The task:
Report how many lines below contain the word "Compatible", giving the number and no other words.

Page text dataset records

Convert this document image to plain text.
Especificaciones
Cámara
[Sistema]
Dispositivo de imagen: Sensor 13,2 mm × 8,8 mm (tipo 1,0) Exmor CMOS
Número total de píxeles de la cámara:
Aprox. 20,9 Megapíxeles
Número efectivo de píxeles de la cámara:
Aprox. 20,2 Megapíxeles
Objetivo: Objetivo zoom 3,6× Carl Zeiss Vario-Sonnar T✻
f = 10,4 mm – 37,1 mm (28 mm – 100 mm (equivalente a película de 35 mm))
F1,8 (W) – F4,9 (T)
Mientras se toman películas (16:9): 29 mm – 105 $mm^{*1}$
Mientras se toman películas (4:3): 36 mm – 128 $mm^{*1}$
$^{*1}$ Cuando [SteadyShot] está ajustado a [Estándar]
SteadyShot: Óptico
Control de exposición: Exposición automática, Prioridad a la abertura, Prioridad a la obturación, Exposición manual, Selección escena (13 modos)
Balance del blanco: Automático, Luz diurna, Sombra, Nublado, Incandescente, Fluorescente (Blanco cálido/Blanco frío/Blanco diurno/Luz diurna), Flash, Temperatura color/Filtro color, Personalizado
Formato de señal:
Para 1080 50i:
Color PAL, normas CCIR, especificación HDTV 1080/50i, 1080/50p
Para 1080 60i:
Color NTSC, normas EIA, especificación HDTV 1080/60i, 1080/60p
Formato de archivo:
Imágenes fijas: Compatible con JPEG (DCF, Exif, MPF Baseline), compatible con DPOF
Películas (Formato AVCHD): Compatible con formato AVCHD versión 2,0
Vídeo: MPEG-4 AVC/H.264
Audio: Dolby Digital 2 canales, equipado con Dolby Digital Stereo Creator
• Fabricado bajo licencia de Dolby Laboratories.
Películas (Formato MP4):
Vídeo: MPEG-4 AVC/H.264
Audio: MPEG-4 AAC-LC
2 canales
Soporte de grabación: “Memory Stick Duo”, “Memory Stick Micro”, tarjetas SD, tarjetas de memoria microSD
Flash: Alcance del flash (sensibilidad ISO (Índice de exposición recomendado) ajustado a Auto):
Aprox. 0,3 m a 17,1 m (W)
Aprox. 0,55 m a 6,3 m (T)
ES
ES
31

Result:
2